◆ Excerpt ◆
________________________

Up until this section, differences I’ve shown you between Ruby and PHP has been largely 1:1. Sure there are some syntatic sweetness to Ruby and a slightly different structure to commands because of it’s OOP approach to all the things.

Namespacing will be the first big diverage from what you expect.

Like before, let’s start with a PHP interpretation of Namespacing that we both know and love.

Let us assume we have a PSR-4 defined namespace, and our composer.json file says so:

{
    "name": "dylanpierce/examples",
    "require": {},
    "authors": [
        {
            "name": "Dylan Pierce",
            "email": "me@dylanjpierce.com"
        }
    ],
    "autoload": {
        "psr-4": {
            "PHPtoRuby\\": "app/"
        }
    }
}

Then let’s assume we have a lovely Cat.php inside of our app directory. So you can find Cat at app/Cat.php.

Since we’re adding Cat to the PHPtoRuby namespace, we have to update our Cat.php file to be included in that namespace:

// this is the contents of app/Cat.php

// we need to define that we're inside of the PHPtoRuby namespace now.

________________________

◆ Record extracts ◆

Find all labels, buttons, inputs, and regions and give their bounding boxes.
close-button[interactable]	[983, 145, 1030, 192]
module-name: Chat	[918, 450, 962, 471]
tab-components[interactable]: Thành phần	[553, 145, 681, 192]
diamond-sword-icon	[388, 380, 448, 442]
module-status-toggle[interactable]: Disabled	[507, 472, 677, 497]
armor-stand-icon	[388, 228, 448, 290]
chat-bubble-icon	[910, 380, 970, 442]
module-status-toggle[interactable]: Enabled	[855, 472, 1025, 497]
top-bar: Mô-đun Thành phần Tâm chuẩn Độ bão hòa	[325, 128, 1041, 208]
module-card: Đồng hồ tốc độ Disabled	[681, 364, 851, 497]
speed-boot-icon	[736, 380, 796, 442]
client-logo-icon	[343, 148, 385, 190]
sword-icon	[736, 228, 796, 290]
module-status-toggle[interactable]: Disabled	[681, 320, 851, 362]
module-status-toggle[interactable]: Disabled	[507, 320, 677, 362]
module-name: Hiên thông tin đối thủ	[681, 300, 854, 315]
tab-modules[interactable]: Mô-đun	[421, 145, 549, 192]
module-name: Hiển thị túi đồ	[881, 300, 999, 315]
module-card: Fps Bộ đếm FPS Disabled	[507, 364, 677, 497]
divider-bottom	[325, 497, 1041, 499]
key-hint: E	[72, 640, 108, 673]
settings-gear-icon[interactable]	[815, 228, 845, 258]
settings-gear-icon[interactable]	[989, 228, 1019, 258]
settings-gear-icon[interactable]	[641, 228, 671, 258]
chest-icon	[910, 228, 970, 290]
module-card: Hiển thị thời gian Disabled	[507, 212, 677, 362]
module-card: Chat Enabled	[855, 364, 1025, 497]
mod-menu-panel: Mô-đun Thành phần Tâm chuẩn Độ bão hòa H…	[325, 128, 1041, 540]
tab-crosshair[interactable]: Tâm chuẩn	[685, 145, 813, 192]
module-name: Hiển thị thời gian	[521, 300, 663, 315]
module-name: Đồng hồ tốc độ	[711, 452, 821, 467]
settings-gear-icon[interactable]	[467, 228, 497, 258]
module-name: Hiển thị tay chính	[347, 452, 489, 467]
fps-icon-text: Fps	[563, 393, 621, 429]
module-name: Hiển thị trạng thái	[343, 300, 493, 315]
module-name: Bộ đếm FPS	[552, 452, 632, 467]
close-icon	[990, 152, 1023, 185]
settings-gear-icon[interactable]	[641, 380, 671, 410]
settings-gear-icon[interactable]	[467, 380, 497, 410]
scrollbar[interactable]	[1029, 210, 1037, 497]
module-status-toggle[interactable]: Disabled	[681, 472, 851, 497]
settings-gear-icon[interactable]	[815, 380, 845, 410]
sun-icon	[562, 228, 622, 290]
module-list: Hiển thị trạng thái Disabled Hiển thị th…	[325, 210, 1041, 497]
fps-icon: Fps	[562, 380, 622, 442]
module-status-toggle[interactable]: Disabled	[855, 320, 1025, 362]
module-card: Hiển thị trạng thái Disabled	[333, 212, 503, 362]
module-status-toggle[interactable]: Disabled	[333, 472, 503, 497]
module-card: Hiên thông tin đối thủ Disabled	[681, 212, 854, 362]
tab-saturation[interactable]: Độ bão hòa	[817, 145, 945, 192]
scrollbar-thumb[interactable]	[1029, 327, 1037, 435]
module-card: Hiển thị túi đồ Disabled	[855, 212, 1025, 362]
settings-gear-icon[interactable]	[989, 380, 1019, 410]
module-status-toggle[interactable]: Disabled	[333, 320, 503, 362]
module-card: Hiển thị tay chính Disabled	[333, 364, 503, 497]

________________________

◆ Task instructions ◆
a) Repeat the part of the namespacing post that opens with the words containing "Up until this" and closes with "all the things.".
b) According to the namespacing post, at what path can Cat be found?
c) Please say whether each statement agrees with the namespacing post, answering yes or no with the deciding words quoted: (i) The composer.json file maps the PHPtoRuby namespace to the app/ directory. (ii) The author listed in the composer.json file is named Dylan Pierce. (iii) The post begins its comparison with a Ruby interpretation of namespacing.
Answer from the namespacing post alone, not from the records.

◆ Responses in order ◆
a)
Up until this section, differences I’ve shown you between Ruby and PHP has been largely 1:1. Sure there are some syntatic sweetness to Ruby and a slightly different structure to commands because of it’s OOP approach to all the things.

b) At app/Cat.php.

c)
(i) Yes: "PHPtoRuby\\": "app/"
(ii) Yes: "name": "Dylan Pierce"
(iii) No: "let’s start with a PHP interpretation of Namespacing"